TASK DETAILS: Print the data exactly as it is given, please.

BEGIN EXTRACTED DATA

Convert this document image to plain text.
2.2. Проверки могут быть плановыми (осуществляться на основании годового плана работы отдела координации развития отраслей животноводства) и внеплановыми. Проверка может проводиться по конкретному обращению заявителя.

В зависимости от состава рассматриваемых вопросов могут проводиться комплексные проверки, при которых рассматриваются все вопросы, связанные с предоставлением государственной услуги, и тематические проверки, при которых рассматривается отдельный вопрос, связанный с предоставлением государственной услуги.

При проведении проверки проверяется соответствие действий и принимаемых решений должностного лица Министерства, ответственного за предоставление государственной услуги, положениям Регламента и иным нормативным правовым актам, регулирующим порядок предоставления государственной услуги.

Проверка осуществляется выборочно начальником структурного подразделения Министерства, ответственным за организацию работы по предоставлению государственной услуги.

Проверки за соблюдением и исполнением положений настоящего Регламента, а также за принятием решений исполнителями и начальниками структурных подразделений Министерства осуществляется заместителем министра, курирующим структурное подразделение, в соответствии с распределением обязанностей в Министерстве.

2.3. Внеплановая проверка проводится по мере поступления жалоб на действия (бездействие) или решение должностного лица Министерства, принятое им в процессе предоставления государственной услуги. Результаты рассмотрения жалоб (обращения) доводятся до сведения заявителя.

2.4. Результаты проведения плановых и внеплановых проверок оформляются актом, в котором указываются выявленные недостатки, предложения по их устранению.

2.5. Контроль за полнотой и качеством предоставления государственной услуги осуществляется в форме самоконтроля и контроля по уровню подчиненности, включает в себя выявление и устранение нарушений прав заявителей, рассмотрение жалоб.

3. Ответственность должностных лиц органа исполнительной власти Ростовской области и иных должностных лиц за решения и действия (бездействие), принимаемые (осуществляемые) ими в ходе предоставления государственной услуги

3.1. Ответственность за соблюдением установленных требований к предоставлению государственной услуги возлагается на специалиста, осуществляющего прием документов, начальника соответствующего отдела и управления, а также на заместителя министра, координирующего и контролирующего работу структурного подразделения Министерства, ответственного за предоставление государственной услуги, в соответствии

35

END EXTRACTED DATA

RESPONSE:
Convert this document image to plain text.
2.2. Проверки могут быть плановыми (осуществляться на основании годового плана работы отдела координации развития отраслей животноводства) и внеплановыми. Проверка может проводиться по конкретному обращению заявителя.

В зависимости от состава рассматриваемых вопросов могут проводиться комплексные проверки, при которых рассматриваются все вопросы, связанные с предоставлением государственной услуги, и тематические проверки, при которых рассматривается отдельный вопрос, связанный с предоставлением государственной услуги.

При проведении проверки проверяется соответствие действий и принимаемых решений должностного лица Министерства, ответственного за предоставление государственной услуги, положениям Регламента и иным нормативным правовым актам, регулирующим порядок предоставления государственной услуги.

Проверка осуществляется выборочно начальником структурного подразделения Министерства, ответственным за организацию работы по предоставлению государственной услуги.

Проверки за соблюдением и исполнением положений настоящего Регламента, а также за принятием решений исполнителями и начальниками структурных подразделений Министерства осуществляется заместителем министра, курирующим структурное подразделение, в соответствии с распределением обязанностей в Министерстве.

2.3. Внеплановая проверка проводится по мере поступления жалоб на действия (бездействие) или решение должностного лица Министерства, принятое им в процессе предоставления государственной услуги. Результаты рассмотрения жалоб (обращения) доводятся до сведения заявителя.

2.4. Результаты проведения плановых и внеплановых проверок оформляются актом, в котором указываются выявленные недостатки, предложения по их устранению.

2.5. Контроль за полнотой и качеством предоставления государственной услуги осуществляется в форме самоконтроля и контроля по уровню подчиненности, включает в себя выявление и устранение нарушений прав заявителей, рассмотрение жалоб.

3. Ответственность должностных лиц органа исполнительной власти Ростовской области и иных должностных лиц за решения и действия (бездействие), принимаемые (осуществляемые) ими в ходе предоставления государственной услуги

3.1. Ответственность за соблюдением установленных требований к предоставлению государственной услуги возлагается на специалиста, осуществляющего прием документов, начальника соответствующего отдела и управления, а также на заместителя министра, координирующего и контролирующего работу структурного подразделения Министерства, ответственного за предоставление государственной услуги, в соответствии

35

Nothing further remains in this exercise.